(Data excerpts)
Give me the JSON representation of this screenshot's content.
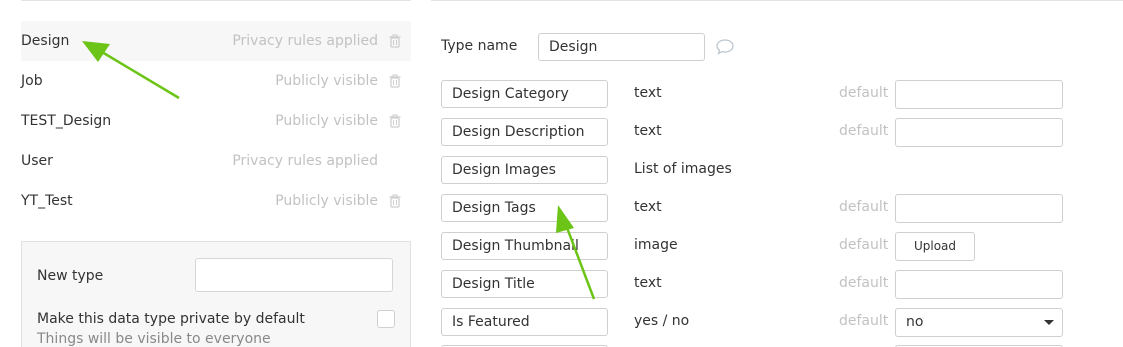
{
  "type_list": {
    "items": [
      {
        "name": "Design",
        "status": "Privacy rules applied",
        "has_trash": true
      },
      {
        "name": "Job",
        "status": "Publicly visible",
        "has_trash": true
      },
      {
        "name": "TEST_Design",
        "status": "Publicly visible",
        "has_trash": true
      },
      {
        "name": "User",
        "status": "Privacy rules applied",
        "has_trash": false
      },
      {
        "name": "YT_Test",
        "status": "Publicly visible",
        "has_trash": true
      }
    ],
    "selected": "Design"
  },
  "new_type": {
    "label": "New type",
    "input_value": "",
    "private_label": "Make this data type private by default",
    "private_sub": "Things will be visible to everyone",
    "private_checked": false
  },
  "detail": {
    "type_name_label": "Type name",
    "type_name_value": "Design",
    "fields": [
      {
        "name": "Design Category",
        "type": "text",
        "default_label": "default",
        "default_kind": "input",
        "default_value": ""
      },
      {
        "name": "Design Description",
        "type": "text",
        "default_label": "default",
        "default_kind": "input",
        "default_value": ""
      },
      {
        "name": "Design Images",
        "type": "List of images",
        "default_label": "",
        "default_kind": "none",
        "default_value": ""
      },
      {
        "name": "Design Tags",
        "type": "text",
        "default_label": "default",
        "default_kind": "input",
        "default_value": ""
      },
      {
        "name": "Design Thumbnail",
        "type": "image",
        "default_label": "default",
        "default_kind": "upload",
        "default_value": "Upload"
      },
      {
        "name": "Design Title",
        "type": "text",
        "default_label": "default",
        "default_kind": "input",
        "default_value": ""
      },
      {
        "name": "Is Featured",
        "type": "yes / no",
        "default_label": "default",
        "default_kind": "select",
        "default_value": "no"
      }
    ]
  },
  "colors": {
    "annotation_arrow": "#6cc417",
    "muted_text": "#c2c2c2",
    "border": "#cfcfcf"
  },
  "icons": [
    "trash-icon",
    "comment-icon",
    "caret-down-icon",
    "arrow-annotation"
  ]
}
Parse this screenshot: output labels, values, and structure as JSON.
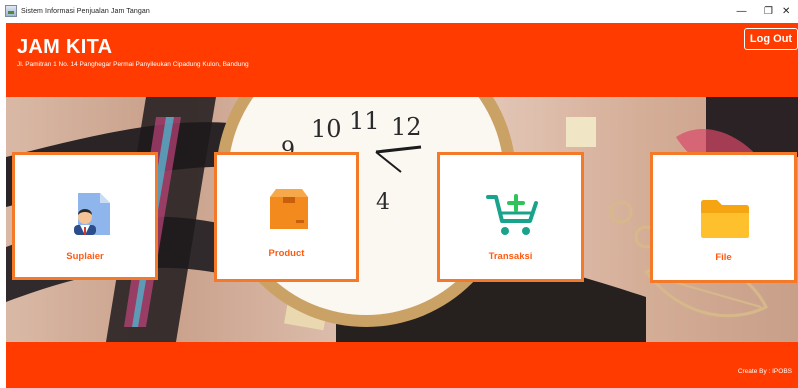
{
  "window": {
    "title": "Sistem Informasi Penjualan Jam Tangan",
    "minimize": "—",
    "restore": "❐",
    "close": "✕"
  },
  "header": {
    "brand": "JAM KITA",
    "address": "Jl. Pamitran 1 No. 14 Panghegar Permai Panyileukan Cipadung Kulon, Bandung",
    "logout_label": "Log Out"
  },
  "menu": {
    "suplaier": "Suplaier",
    "product": "Product",
    "transaksi": "Transaksi",
    "file": "File"
  },
  "footer": {
    "credit": "Create By : IPOBS"
  },
  "colors": {
    "primary": "#ff3b00",
    "card_border": "#f47a2a",
    "label": "#ff5a10"
  }
}
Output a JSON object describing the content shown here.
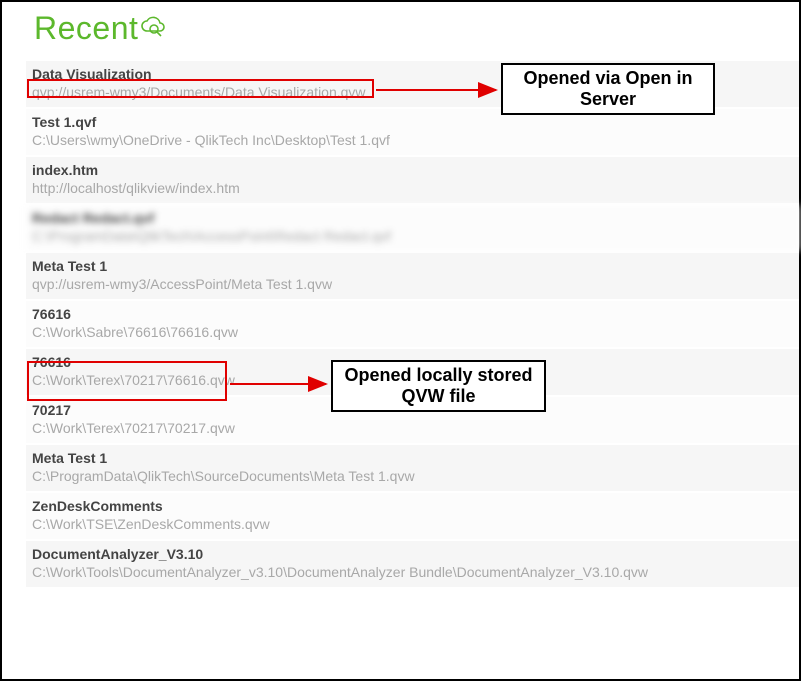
{
  "header": {
    "title": "Recent"
  },
  "items": [
    {
      "title": "Data Visualization",
      "path": "qvp://usrem-wmy3/Documents/Data Visualization.qvw",
      "blurred": false
    },
    {
      "title": "Test 1.qvf",
      "path": "C:\\Users\\wmy\\OneDrive - QlikTech Inc\\Desktop\\Test 1.qvf",
      "blurred": false
    },
    {
      "title": "index.htm",
      "path": "http://localhost/qlikview/index.htm",
      "blurred": false
    },
    {
      "title": "Redact Redact.qvf",
      "path": "C:\\ProgramData\\QlikTech\\AccessPoint\\Redact Redact.qvf",
      "blurred": true
    },
    {
      "title": "Meta Test 1",
      "path": "qvp://usrem-wmy3/AccessPoint/Meta Test 1.qvw",
      "blurred": false
    },
    {
      "title": "76616",
      "path": "C:\\Work\\Sabre\\76616\\76616.qvw",
      "blurred": false
    },
    {
      "title": "76616",
      "path": "C:\\Work\\Terex\\70217\\76616.qvw",
      "blurred": false
    },
    {
      "title": "70217",
      "path": "C:\\Work\\Terex\\70217\\70217.qvw",
      "blurred": false
    },
    {
      "title": "Meta Test 1",
      "path": "C:\\ProgramData\\QlikTech\\SourceDocuments\\Meta Test 1.qvw",
      "blurred": false
    },
    {
      "title": "ZenDeskComments",
      "path": "C:\\Work\\TSE\\ZenDeskComments.qvw",
      "blurred": false
    },
    {
      "title": "DocumentAnalyzer_V3.10",
      "path": "C:\\Work\\Tools\\DocumentAnalyzer_v3.10\\DocumentAnalyzer Bundle\\DocumentAnalyzer_V3.10.qvw",
      "blurred": false
    }
  ],
  "annotations": {
    "callout1": "Opened via Open in Server",
    "callout2": "Opened locally stored QVW file"
  }
}
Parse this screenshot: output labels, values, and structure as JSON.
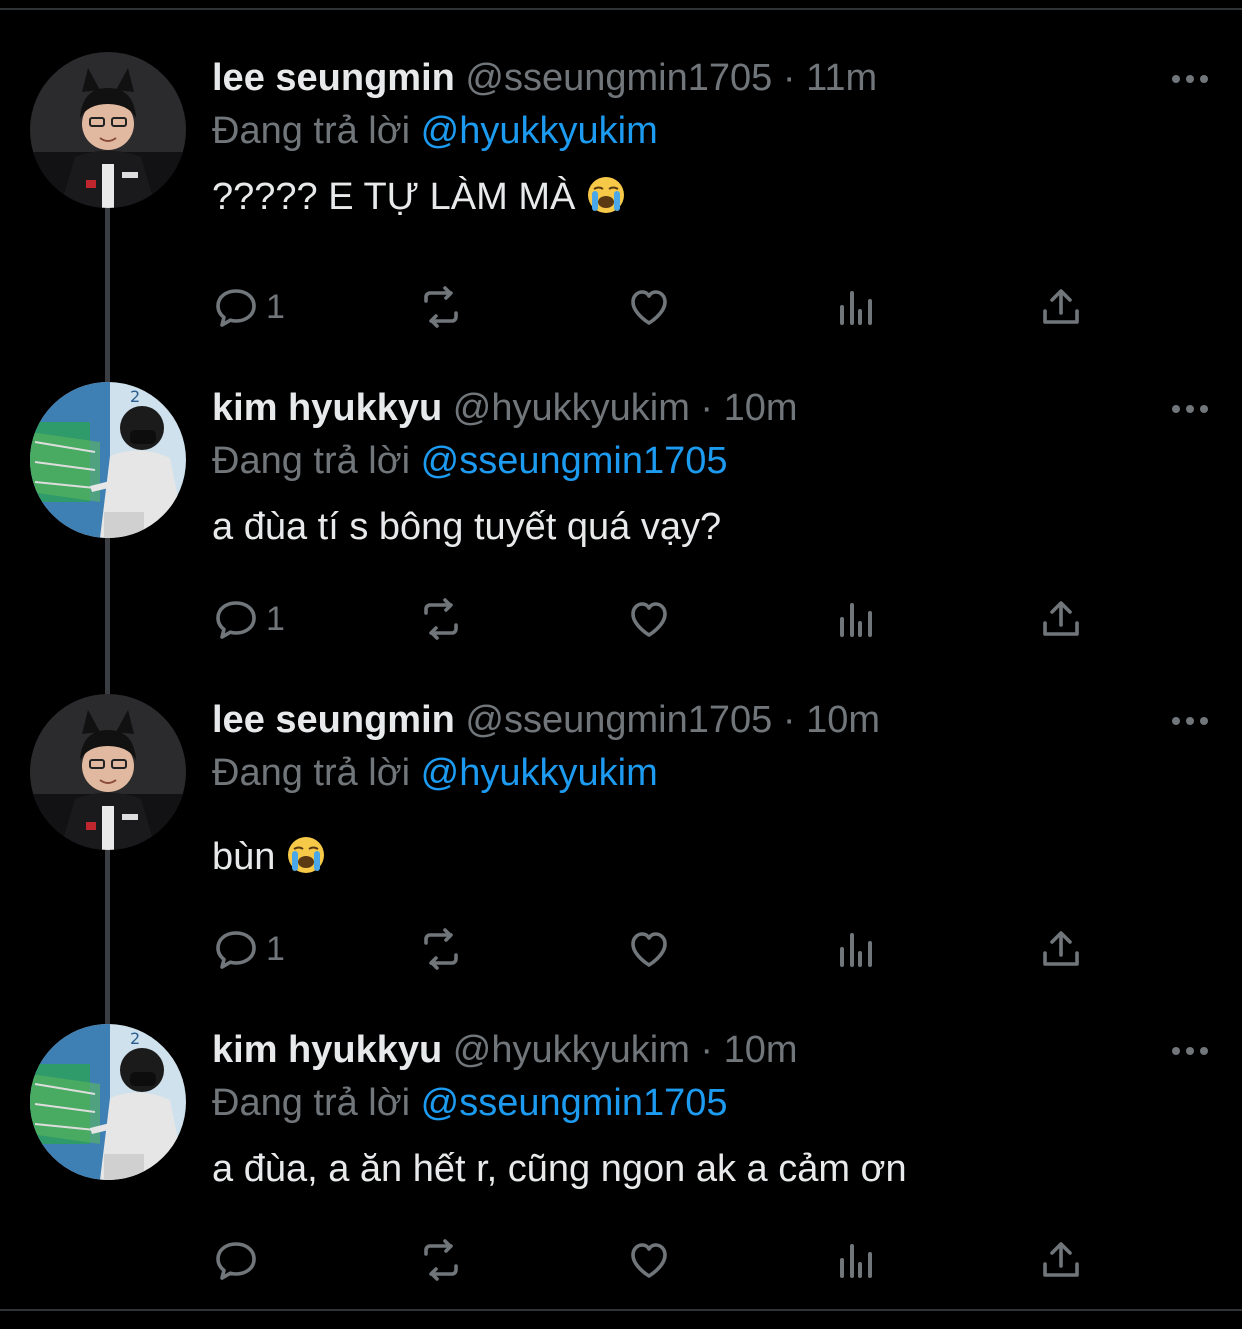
{
  "tweets": [
    {
      "name": "lee seungmin",
      "handle": "@sseungmin1705",
      "sep": "·",
      "time": "11m",
      "reply_prefix": "Đang trả lời",
      "reply_to": "@hyukkyukim",
      "text": "????? E TỰ LÀM MÀ",
      "emoji": "crying-face",
      "reply_count": "1",
      "avatar": "avatar-seungmin"
    },
    {
      "name": "kim hyukkyu",
      "handle": "@hyukkyukim",
      "sep": "·",
      "time": "10m",
      "reply_prefix": "Đang trả lời",
      "reply_to": "@sseungmin1705",
      "text": "a đùa tí s bông tuyết quá vạy?",
      "emoji": "",
      "reply_count": "1",
      "avatar": "avatar-hyukkyu"
    },
    {
      "name": "lee seungmin",
      "handle": "@sseungmin1705",
      "sep": "·",
      "time": "10m",
      "reply_prefix": "Đang trả lời",
      "reply_to": "@hyukkyukim",
      "text": "bùn",
      "emoji": "crying-face",
      "reply_count": "1",
      "avatar": "avatar-seungmin"
    },
    {
      "name": "kim hyukkyu",
      "handle": "@hyukkyukim",
      "sep": "·",
      "time": "10m",
      "reply_prefix": "Đang trả lời",
      "reply_to": "@sseungmin1705",
      "text": "a đùa, a ăn hết r, cũng ngon ak a cảm ơn",
      "emoji": "",
      "reply_count": "",
      "avatar": "avatar-hyukkyu"
    }
  ],
  "colors": {
    "background": "#000000",
    "text": "#e7e9ea",
    "muted": "#71767b",
    "mention": "#1d9bf0",
    "thread_line": "#3a3d41"
  },
  "icons": [
    "reply-icon",
    "retweet-icon",
    "like-icon",
    "views-icon",
    "share-icon",
    "more-icon"
  ]
}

▶ **Task brief**: Go over the records above and tally each line that includes "usrem". Give the total by itself.

▶ **Exercise result**: 2